## [What the exercise asks]
Copy whichever lines contain the string "Text".

[Stored data]

------------------------

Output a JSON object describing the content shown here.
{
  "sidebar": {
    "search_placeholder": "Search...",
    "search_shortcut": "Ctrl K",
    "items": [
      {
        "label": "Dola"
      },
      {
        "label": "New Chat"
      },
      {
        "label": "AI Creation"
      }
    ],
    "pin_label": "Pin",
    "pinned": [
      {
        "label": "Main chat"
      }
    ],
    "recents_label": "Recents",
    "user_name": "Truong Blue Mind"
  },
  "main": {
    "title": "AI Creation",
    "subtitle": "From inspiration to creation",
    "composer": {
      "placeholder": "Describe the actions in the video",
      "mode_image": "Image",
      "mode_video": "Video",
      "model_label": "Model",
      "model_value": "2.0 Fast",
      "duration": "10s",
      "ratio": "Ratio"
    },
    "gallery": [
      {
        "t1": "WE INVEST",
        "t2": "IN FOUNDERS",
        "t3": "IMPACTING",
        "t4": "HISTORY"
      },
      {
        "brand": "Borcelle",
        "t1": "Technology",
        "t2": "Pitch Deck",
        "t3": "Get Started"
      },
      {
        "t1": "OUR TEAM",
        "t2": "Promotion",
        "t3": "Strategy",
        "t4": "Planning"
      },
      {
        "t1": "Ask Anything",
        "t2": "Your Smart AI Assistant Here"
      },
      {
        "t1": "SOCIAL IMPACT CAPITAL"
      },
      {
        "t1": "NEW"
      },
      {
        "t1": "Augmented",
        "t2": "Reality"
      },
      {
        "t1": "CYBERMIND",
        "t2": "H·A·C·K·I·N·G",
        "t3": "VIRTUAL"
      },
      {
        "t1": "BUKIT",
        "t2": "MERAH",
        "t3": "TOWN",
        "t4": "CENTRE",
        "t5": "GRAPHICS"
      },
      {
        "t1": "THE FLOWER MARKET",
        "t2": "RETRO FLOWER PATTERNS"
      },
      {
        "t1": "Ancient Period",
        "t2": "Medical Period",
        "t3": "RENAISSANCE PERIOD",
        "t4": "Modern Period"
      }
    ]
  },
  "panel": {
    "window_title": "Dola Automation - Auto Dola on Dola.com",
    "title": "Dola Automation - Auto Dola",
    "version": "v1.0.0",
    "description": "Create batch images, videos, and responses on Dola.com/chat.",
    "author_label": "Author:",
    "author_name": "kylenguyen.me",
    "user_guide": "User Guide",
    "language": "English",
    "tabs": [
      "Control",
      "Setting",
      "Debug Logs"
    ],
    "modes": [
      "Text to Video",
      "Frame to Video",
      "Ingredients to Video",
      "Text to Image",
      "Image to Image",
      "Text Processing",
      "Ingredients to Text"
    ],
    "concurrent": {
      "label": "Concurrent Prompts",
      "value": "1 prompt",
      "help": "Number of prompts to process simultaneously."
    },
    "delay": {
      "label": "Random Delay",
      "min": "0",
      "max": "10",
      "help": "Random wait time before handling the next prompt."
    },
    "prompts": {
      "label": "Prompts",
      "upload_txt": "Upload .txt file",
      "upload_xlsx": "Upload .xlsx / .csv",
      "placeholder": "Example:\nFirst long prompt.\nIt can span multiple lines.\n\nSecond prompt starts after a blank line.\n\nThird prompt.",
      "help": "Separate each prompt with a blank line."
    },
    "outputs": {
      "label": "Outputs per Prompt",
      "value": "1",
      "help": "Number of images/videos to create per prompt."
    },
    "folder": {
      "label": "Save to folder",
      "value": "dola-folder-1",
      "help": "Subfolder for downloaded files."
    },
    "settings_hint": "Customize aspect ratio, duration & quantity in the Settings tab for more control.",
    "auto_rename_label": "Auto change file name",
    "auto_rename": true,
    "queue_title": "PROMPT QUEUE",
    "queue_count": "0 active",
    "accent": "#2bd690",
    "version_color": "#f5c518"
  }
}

------------------------

## [Task output]
      "Text to Video",
      "Text to Image",
      "Text Processing",
      "Ingredients to Text"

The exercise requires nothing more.